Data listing
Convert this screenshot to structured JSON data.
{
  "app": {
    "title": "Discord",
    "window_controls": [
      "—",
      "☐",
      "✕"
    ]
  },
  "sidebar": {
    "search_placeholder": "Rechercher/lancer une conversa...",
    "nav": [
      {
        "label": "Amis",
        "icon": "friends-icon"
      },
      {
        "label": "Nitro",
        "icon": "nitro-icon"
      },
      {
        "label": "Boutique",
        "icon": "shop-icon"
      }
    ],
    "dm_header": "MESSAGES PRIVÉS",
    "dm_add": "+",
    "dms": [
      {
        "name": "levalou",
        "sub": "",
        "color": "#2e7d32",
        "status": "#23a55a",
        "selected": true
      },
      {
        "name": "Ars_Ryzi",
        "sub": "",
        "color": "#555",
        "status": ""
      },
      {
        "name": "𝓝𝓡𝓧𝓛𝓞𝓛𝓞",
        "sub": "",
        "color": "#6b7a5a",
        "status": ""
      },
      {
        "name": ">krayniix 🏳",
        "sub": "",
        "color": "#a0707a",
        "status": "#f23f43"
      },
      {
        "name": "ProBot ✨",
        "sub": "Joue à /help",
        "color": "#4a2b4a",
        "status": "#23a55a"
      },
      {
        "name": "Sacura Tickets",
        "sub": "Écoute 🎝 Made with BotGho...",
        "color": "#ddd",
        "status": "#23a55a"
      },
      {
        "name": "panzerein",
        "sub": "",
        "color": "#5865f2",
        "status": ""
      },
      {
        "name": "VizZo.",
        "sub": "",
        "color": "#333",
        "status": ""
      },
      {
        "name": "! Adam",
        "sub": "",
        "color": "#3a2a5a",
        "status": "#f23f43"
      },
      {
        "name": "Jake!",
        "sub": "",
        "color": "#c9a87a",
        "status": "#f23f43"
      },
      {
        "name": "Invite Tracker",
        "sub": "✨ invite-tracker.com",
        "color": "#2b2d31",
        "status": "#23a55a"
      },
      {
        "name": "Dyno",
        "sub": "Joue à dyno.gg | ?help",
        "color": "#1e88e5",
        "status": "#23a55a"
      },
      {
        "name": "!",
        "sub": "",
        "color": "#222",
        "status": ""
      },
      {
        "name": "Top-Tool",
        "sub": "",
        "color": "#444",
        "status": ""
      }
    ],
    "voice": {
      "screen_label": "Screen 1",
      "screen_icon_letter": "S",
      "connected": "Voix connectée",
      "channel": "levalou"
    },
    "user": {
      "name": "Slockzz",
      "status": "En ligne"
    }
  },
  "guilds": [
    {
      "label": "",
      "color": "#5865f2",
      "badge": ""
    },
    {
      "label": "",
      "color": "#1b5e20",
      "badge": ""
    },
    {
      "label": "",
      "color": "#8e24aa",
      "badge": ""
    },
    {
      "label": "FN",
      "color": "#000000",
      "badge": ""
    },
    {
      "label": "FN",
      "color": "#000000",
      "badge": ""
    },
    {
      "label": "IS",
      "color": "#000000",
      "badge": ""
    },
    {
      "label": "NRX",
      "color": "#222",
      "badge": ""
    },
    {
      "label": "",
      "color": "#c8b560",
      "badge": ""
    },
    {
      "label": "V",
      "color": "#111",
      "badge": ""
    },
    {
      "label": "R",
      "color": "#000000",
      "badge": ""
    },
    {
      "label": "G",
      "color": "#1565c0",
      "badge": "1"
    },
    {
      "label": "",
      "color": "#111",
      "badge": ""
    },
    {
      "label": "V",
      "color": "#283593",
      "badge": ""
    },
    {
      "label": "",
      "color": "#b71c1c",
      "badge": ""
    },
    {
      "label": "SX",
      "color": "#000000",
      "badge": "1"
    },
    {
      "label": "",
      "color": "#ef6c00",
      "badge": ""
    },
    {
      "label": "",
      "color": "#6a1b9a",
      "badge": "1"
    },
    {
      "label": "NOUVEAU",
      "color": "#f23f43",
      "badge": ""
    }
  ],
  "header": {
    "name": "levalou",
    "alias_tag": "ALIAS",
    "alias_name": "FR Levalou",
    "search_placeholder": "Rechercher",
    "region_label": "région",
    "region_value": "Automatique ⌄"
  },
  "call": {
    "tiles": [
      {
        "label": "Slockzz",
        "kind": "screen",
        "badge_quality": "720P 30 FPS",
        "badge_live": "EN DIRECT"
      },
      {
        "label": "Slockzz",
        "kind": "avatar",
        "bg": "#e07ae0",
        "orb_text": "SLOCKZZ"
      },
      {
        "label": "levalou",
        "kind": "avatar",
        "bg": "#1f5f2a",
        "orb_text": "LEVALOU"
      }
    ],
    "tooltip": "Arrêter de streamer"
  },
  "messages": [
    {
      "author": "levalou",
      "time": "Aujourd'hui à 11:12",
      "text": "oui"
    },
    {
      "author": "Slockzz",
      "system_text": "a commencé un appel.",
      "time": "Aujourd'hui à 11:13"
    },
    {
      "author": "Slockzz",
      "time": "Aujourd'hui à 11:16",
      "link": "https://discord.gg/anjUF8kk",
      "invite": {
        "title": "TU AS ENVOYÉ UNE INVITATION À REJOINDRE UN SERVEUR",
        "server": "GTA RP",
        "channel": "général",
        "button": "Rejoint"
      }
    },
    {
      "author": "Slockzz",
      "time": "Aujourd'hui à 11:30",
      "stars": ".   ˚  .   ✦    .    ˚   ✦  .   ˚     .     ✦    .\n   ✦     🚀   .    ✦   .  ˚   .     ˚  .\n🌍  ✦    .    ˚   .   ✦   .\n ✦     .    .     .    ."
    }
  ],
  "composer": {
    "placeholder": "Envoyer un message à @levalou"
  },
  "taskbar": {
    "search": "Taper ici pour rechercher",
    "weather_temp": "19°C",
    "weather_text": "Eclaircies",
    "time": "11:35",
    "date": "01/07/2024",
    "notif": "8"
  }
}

WHAT THE TASK ASKS = Print the records above exactly as they appear.

CORRECT RESPONSE =
Convert this screenshot to structured JSON data.
{
  "app": {
    "title": "Discord",
    "window_controls": [
      "—",
      "☐",
      "✕"
    ]
  },
  "sidebar": {
    "search_placeholder": "Rechercher/lancer une conversa...",
    "nav": [
      {
        "label": "Amis",
        "icon": "friends-icon"
      },
      {
        "label": "Nitro",
        "icon": "nitro-icon"
      },
      {
        "label": "Boutique",
        "icon": "shop-icon"
      }
    ],
    "dm_header": "MESSAGES PRIVÉS",
    "dm_add": "+",
    "dms": [
      {
        "name": "levalou",
        "sub": "",
        "color": "#2e7d32",
        "status": "#23a55a",
        "selected": true
      },
      {
        "name": "Ars_Ryzi",
        "sub": "",
        "color": "#555",
        "status": ""
      },
      {
        "name": "𝓝𝓡𝓧𝓛𝓞𝓛𝓞",
        "sub": "",
        "color": "#6b7a5a",
        "status": ""
      },
      {
        "name": ">krayniix 🏳",
        "sub": "",
        "color": "#a0707a",
        "status": "#f23f43"
      },
      {
        "name": "ProBot ✨",
        "sub": "Joue à /help",
        "color": "#4a2b4a",
        "status": "#23a55a"
      },
      {
        "name": "Sacura Tickets",
        "sub": "Écoute 🎝 Made with BotGho...",
        "color": "#ddd",
        "status": "#23a55a"
      },
      {
        "name": "panzerein",
        "sub": "",
        "color": "#5865f2",
        "status": ""
      },
      {
        "name": "VizZo.",
        "sub": "",
        "color": "#333",
        "status": ""
      },
      {
        "name": "! Adam",
        "sub": "",
        "color": "#3a2a5a",
        "status": "#f23f43"
      },
      {
        "name": "Jake!",
        "sub": "",
        "color": "#c9a87a",
        "status": "#f23f43"
      },
      {
        "name": "Invite Tracker",
        "sub": "✨ invite-tracker.com",
        "color": "#2b2d31",
        "status": "#23a55a"
      },
      {
        "name": "Dyno",
        "sub": "Joue à dyno.gg | ?help",
        "color": "#1e88e5",
        "status": "#23a55a"
      },
      {
        "name": "!",
        "sub": "",
        "color": "#222",
        "status": ""
      },
      {
        "name": "Top-Tool",
        "sub": "",
        "color": "#444",
        "status": ""
      }
    ],
    "voice": {
      "screen_label": "Screen 1",
      "screen_icon_letter": "S",
      "connected": "Voix connectée",
      "channel": "levalou"
    },
    "user": {
      "name": "Slockzz",
      "status": "En ligne"
    }
  },
  "guilds": [
    {
      "label": "",
      "color": "#5865f2",
      "badge": ""
    },
    {
      "label": "",
      "color": "#1b5e20",
      "badge": ""
    },
    {
      "label": "",
      "color": "#8e24aa",
      "badge": ""
    },
    {
      "label": "FN",
      "color": "#000000",
      "badge": ""
    },
    {
      "label": "FN",
      "color": "#000000",
      "badge": ""
    },
    {
      "label": "IS",
      "color": "#000000",
      "badge": ""
    },
    {
      "label": "NRX",
      "color": "#222",
      "badge": ""
    },
    {
      "label": "",
      "color": "#c8b560",
      "badge": ""
    },
    {
      "label": "V",
      "color": "#111",
      "badge": ""
    },
    {
      "label": "R",
      "color": "#000000",
      "badge": ""
    },
    {
      "label": "G",
      "color": "#1565c0",
      "badge": "1"
    },
    {
      "label": "",
      "color": "#111",
      "badge": ""
    },
    {
      "label": "V",
      "color": "#283593",
      "badge": ""
    },
    {
      "label": "",
      "color": "#b71c1c",
      "badge": ""
    },
    {
      "label": "SX",
      "color": "#000000",
      "badge": "1"
    },
    {
      "label": "",
      "color": "#ef6c00",
      "badge": ""
    },
    {
      "label": "",
      "color": "#6a1b9a",
      "badge": "1"
    },
    {
      "label": "NOUVEAU",
      "color": "#f23f43",
      "badge": ""
    }
  ],
  "header": {
    "name": "levalou",
    "alias_tag": "ALIAS",
    "alias_name": "FR Levalou",
    "search_placeholder": "Rechercher",
    "region_label": "région",
    "region_value": "Automatique ⌄"
  },
  "call": {
    "tiles": [
      {
        "label": "Slockzz",
        "kind": "screen",
        "badge_quality": "720P 30 FPS",
        "badge_live": "EN DIRECT"
      },
      {
        "label": "Slockzz",
        "kind": "avatar",
        "bg": "#e07ae0",
        "orb_text": "SLOCKZZ"
      },
      {
        "label": "levalou",
        "kind": "avatar",
        "bg": "#1f5f2a",
        "orb_text": "LEVALOU"
      }
    ],
    "tooltip": "Arrêter de streamer"
  },
  "messages": [
    {
      "author": "levalou",
      "time": "Aujourd'hui à 11:12",
      "text": "oui"
    },
    {
      "author": "Slockzz",
      "system_text": "a commencé un appel.",
      "time": "Aujourd'hui à 11:13"
    },
    {
      "author": "Slockzz",
      "time": "Aujourd'hui à 11:16",
      "link": "https://discord.gg/anjUF8kk",
      "invite": {
        "title": "TU AS ENVOYÉ UNE INVITATION À REJOINDRE UN SERVEUR",
        "server": "GTA RP",
        "channel": "général",
        "button": "Rejoint"
      }
    },
    {
      "author": "Slockzz",
      "time": "Aujourd'hui à 11:30",
      "stars": ".   ˚  .   ✦    .    ˚   ✦  .   ˚     .     ✦    .\n   ✦     🚀   .    ✦   .  ˚   .     ˚  .\n🌍  ✦    .    ˚   .   ✦   .\n ✦     .    .     .    ."
    }
  ],
  "composer": {
    "placeholder": "Envoyer un message à @levalou"
  },
  "taskbar": {
    "search": "Taper ici pour rechercher",
    "weather_temp": "19°C",
    "weather_text": "Eclaircies",
    "time": "11:35",
    "date": "01/07/2024",
    "notif": "8"
  }
}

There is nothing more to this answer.